WHAT YOU ARE ASKED TO DO: Lines holding the string "Indicates" are the ones to copy; find them all in the data.

SUPPLIED RECORDS:
::::

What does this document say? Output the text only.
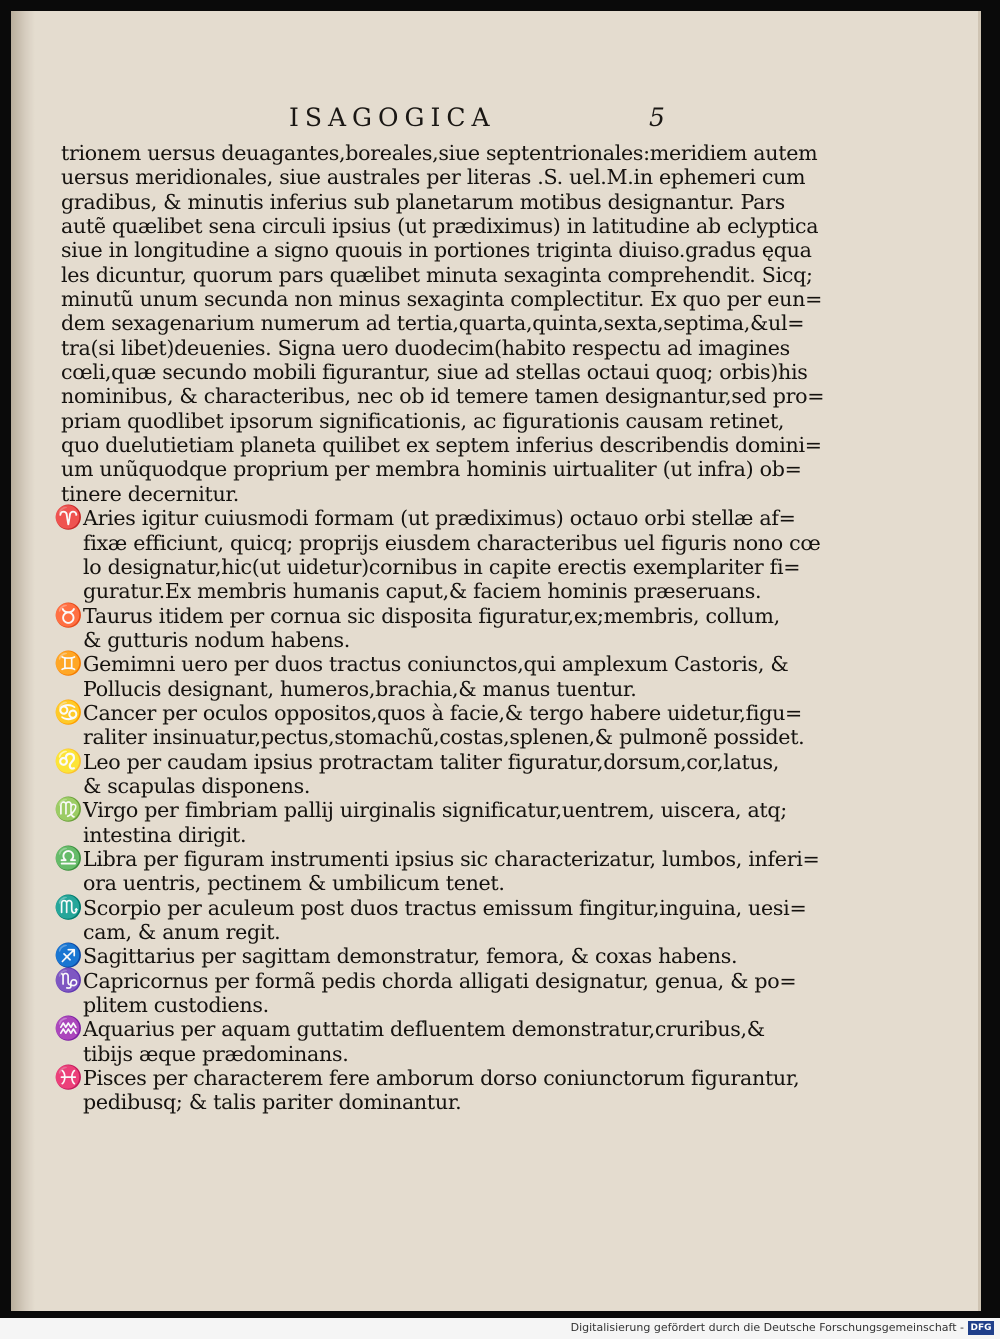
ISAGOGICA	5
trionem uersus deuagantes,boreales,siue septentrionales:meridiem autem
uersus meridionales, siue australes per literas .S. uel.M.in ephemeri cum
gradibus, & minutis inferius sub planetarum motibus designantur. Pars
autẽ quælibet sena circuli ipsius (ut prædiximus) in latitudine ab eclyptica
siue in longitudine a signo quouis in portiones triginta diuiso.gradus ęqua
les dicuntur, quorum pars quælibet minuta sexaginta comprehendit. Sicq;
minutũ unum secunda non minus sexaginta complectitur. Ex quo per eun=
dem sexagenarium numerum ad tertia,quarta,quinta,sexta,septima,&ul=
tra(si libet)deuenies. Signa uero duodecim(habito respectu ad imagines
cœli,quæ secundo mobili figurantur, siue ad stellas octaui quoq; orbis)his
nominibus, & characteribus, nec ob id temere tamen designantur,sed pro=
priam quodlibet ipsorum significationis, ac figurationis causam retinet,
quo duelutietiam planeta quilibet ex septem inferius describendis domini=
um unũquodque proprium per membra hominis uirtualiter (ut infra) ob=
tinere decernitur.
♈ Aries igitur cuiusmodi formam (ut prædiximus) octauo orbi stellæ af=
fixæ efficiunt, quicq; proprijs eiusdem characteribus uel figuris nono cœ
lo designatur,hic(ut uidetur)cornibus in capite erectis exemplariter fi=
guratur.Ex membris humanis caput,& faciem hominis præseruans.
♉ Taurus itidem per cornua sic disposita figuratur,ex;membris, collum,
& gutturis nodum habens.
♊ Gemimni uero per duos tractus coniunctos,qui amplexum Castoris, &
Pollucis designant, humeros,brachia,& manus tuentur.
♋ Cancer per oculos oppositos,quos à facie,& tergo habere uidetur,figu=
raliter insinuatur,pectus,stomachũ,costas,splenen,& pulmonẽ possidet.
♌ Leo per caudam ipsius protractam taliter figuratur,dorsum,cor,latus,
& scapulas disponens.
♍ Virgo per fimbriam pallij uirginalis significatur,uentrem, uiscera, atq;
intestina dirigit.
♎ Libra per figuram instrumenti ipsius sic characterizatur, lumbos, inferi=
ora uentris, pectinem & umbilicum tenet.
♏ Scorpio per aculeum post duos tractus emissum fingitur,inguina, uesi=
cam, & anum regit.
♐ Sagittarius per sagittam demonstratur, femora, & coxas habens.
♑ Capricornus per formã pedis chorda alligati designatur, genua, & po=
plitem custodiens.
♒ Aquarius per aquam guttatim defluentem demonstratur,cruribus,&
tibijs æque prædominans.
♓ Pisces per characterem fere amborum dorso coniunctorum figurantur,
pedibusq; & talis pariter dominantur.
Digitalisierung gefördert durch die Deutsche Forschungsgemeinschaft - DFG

::::

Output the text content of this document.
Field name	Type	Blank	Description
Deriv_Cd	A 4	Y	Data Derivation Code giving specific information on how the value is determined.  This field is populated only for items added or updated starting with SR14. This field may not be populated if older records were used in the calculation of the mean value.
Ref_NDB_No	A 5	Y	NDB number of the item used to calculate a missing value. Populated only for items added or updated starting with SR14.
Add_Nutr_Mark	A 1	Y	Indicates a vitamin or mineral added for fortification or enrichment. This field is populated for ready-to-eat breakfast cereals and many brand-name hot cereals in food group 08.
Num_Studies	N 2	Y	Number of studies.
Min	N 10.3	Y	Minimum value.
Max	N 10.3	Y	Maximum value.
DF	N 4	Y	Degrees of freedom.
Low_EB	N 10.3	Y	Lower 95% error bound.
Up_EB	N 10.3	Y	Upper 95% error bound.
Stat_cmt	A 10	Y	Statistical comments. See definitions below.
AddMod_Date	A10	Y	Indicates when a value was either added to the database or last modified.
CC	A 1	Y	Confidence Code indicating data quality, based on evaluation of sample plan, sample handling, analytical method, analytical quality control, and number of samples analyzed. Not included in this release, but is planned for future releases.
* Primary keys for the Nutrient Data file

::::

EXPECTED ANSWER:
Add_Nutr_Mark	A 1	Y	Indicates a vitamin or mineral added for fortification or enrichment. This field is populated for ready-to-eat breakfast cereals and many brand-name hot cereals in food group 08.
AddMod_Date	A10	Y	Indicates when a value was either added to the database or last modified.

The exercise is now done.